Data entries:
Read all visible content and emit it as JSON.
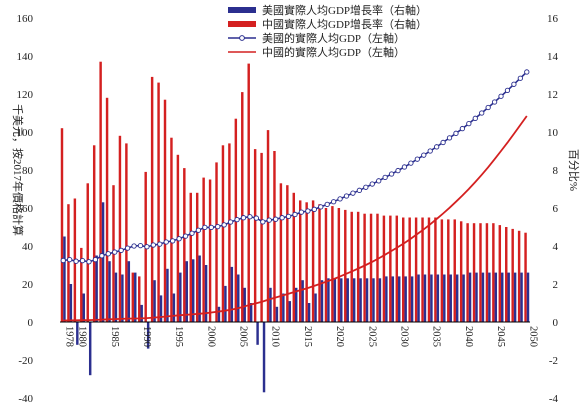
{
  "chart_data": {
    "type": "bar+line",
    "title": "",
    "ylabel_left": "千美元，按2017年價格計算",
    "ylabel_right": "百分比%",
    "y_left_range": [
      -40,
      160
    ],
    "y_left_ticks": [
      -40,
      -20,
      0,
      20,
      40,
      60,
      80,
      100,
      120,
      140,
      160
    ],
    "y_right_range": [
      -4,
      16
    ],
    "y_right_ticks": [
      -4,
      -2,
      0,
      2,
      4,
      6,
      8,
      10,
      12,
      14,
      16
    ],
    "x_range": [
      1978,
      2050
    ],
    "x_ticks": [
      1978,
      1980,
      1985,
      1990,
      1995,
      2000,
      2005,
      2010,
      2015,
      2020,
      2025,
      2030,
      2035,
      2040,
      2045,
      2050
    ],
    "legend_position": "top-right",
    "legend": [
      {
        "key": "us_growth",
        "label": "美國實際人均GDP增長率（右軸）",
        "color": "#2b2f8f",
        "kind": "bar"
      },
      {
        "key": "cn_growth",
        "label": "中國實際人均GDP增長率（右軸）",
        "color": "#d42020",
        "kind": "bar"
      },
      {
        "key": "us_gdp",
        "label": "美國的實際人均GDP（左軸）",
        "color": "#2b2f8f",
        "kind": "line-marker"
      },
      {
        "key": "cn_gdp",
        "label": "中國的實際人均GDP（左軸）",
        "color": "#d42020",
        "kind": "line"
      }
    ],
    "years": [
      1978,
      1979,
      1980,
      1981,
      1982,
      1983,
      1984,
      1985,
      1986,
      1987,
      1988,
      1989,
      1990,
      1991,
      1992,
      1993,
      1994,
      1995,
      1996,
      1997,
      1998,
      1999,
      2000,
      2001,
      2002,
      2003,
      2004,
      2005,
      2006,
      2007,
      2008,
      2009,
      2010,
      2011,
      2012,
      2013,
      2014,
      2015,
      2016,
      2017,
      2018,
      2019,
      2020,
      2021,
      2022,
      2023,
      2024,
      2025,
      2026,
      2027,
      2028,
      2029,
      2030,
      2031,
      2032,
      2033,
      2034,
      2035,
      2036,
      2037,
      2038,
      2039,
      2040,
      2041,
      2042,
      2043,
      2044,
      2045,
      2046,
      2047,
      2048,
      2049,
      2050
    ],
    "series": [
      {
        "key": "cn_growth",
        "axis": "right",
        "values": [
          10.2,
          6.2,
          6.5,
          3.9,
          7.3,
          9.3,
          13.7,
          11.8,
          7.2,
          9.8,
          9.4,
          2.6,
          2.4,
          7.9,
          12.9,
          12.6,
          11.7,
          9.7,
          8.8,
          8.1,
          6.8,
          6.8,
          7.6,
          7.5,
          8.4,
          9.3,
          9.4,
          10.7,
          12.1,
          13.6,
          9.1,
          8.9,
          10.1,
          9.0,
          7.3,
          7.2,
          6.8,
          6.4,
          6.3,
          6.4,
          6.2,
          6.0,
          6.1,
          6.0,
          5.9,
          5.8,
          5.8,
          5.7,
          5.7,
          5.7,
          5.6,
          5.6,
          5.6,
          5.5,
          5.5,
          5.5,
          5.5,
          5.5,
          5.5,
          5.4,
          5.4,
          5.4,
          5.3,
          5.2,
          5.2,
          5.2,
          5.2,
          5.2,
          5.1,
          5.0,
          4.9,
          4.8,
          4.7
        ]
      },
      {
        "key": "us_growth",
        "axis": "right",
        "values": [
          4.5,
          2.0,
          -1.2,
          1.5,
          -2.8,
          3.5,
          6.3,
          3.2,
          2.6,
          2.5,
          3.2,
          2.6,
          0.9,
          -1.4,
          2.2,
          1.4,
          2.8,
          1.5,
          2.6,
          3.2,
          3.3,
          3.5,
          3.0,
          0.0,
          0.8,
          1.9,
          2.9,
          2.5,
          1.8,
          1.0,
          -1.2,
          -3.7,
          1.8,
          0.8,
          1.5,
          1.1,
          1.8,
          2.2,
          1.0,
          1.5,
          2.2,
          2.3,
          2.3,
          2.3,
          2.3,
          2.3,
          2.3,
          2.3,
          2.3,
          2.3,
          2.4,
          2.4,
          2.4,
          2.4,
          2.4,
          2.5,
          2.5,
          2.5,
          2.5,
          2.5,
          2.5,
          2.5,
          2.5,
          2.6,
          2.6,
          2.6,
          2.6,
          2.6,
          2.6,
          2.6,
          2.6,
          2.6,
          2.6
        ]
      },
      {
        "key": "us_gdp",
        "axis": "left",
        "values": [
          32.4,
          32.8,
          32.0,
          32.3,
          31.7,
          32.8,
          34.9,
          35.9,
          36.8,
          37.7,
          38.9,
          40.0,
          40.2,
          39.6,
          40.5,
          41.0,
          42.1,
          42.7,
          43.8,
          45.2,
          46.7,
          48.3,
          49.8,
          49.8,
          50.2,
          51.1,
          52.6,
          53.9,
          54.9,
          55.4,
          54.7,
          52.7,
          53.6,
          54.1,
          54.9,
          55.6,
          56.6,
          57.8,
          58.4,
          59.3,
          60.6,
          61.9,
          63.3,
          64.8,
          66.3,
          67.8,
          69.3,
          70.9,
          72.6,
          74.3,
          76.1,
          77.9,
          79.7,
          81.6,
          83.6,
          85.7,
          87.8,
          90.0,
          92.2,
          94.5,
          96.9,
          99.3,
          101.8,
          104.4,
          107.2,
          110.0,
          112.9,
          115.8,
          118.8,
          121.9,
          125.1,
          128.3,
          131.6
        ]
      },
      {
        "key": "cn_gdp",
        "axis": "left",
        "values": [
          0.8,
          0.85,
          0.9,
          0.93,
          1.0,
          1.1,
          1.25,
          1.4,
          1.5,
          1.65,
          1.8,
          1.85,
          1.9,
          2.05,
          2.3,
          2.6,
          2.9,
          3.2,
          3.5,
          3.8,
          4.0,
          4.3,
          4.6,
          5.0,
          5.4,
          5.9,
          6.4,
          7.1,
          8.0,
          9.1,
          9.9,
          10.8,
          11.9,
          12.9,
          13.9,
          14.9,
          15.9,
          16.9,
          17.9,
          19.0,
          20.2,
          21.4,
          22.6,
          24.0,
          25.4,
          26.9,
          28.4,
          30.0,
          31.7,
          33.5,
          35.4,
          37.4,
          39.5,
          41.6,
          43.9,
          46.3,
          48.8,
          51.4,
          54.2,
          57.1,
          60.1,
          63.3,
          66.6,
          70.0,
          73.7,
          77.5,
          81.5,
          85.7,
          90.0,
          94.4,
          99.0,
          103.7,
          108.4
        ]
      }
    ]
  }
}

Problem details: Report how many lines in the records above contain the word "kind", giving only the number.

Task answer: 4